## Work instructions
Check every line below for the word "Attacks" and show those that hold it.

■ ■ ■

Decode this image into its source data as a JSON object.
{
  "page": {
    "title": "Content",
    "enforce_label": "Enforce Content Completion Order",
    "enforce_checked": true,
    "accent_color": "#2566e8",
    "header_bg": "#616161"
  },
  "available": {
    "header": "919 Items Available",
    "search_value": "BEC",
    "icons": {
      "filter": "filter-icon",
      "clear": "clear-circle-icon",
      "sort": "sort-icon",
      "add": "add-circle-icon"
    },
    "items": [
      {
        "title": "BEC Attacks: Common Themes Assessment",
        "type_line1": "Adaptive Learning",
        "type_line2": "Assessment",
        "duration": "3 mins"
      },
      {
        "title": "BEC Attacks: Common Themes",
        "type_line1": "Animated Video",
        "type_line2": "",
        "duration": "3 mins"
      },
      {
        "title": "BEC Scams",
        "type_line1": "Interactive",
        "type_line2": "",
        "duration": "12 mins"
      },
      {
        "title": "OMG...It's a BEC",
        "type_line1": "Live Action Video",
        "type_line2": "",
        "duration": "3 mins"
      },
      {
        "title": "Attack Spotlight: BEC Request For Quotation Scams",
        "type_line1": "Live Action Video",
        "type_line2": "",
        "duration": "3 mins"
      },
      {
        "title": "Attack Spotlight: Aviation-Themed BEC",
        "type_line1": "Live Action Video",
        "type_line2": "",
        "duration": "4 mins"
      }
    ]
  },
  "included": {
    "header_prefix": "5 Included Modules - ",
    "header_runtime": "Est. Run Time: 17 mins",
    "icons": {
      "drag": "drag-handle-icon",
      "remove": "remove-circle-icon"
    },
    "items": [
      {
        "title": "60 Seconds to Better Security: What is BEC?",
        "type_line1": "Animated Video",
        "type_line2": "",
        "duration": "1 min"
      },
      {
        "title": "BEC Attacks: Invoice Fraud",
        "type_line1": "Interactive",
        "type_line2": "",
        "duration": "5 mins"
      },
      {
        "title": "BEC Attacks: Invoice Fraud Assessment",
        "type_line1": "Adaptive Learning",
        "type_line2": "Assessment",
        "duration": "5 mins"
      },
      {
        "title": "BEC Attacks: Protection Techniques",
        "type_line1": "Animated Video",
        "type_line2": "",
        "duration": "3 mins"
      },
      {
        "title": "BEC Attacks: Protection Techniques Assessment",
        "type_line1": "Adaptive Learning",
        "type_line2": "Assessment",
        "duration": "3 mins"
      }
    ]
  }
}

■ ■ ■

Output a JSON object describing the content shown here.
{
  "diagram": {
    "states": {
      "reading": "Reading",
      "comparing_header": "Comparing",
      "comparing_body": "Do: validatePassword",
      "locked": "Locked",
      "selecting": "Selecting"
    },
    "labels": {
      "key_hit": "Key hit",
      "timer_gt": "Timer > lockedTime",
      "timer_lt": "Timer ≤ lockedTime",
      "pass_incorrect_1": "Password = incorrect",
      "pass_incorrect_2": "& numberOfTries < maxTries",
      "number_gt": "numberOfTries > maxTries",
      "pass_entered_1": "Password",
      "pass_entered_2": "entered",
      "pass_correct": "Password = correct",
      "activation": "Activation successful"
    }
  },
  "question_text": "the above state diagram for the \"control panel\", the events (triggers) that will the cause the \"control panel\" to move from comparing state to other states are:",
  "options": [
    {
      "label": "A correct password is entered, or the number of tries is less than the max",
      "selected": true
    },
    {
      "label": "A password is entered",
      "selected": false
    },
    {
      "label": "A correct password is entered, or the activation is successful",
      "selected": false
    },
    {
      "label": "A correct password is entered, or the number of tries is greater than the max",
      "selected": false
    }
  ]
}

■ ■ ■

## Full output
        "title": "BEC Attacks: Common Themes Assessment",
        "title": "BEC Attacks: Common Themes",
        "title": "BEC Attacks: Invoice Fraud",
        "title": "BEC Attacks: Invoice Fraud Assessment",
        "title": "BEC Attacks: Protection Techniques",
        "title": "BEC Attacks: Protection Techniques Assessment",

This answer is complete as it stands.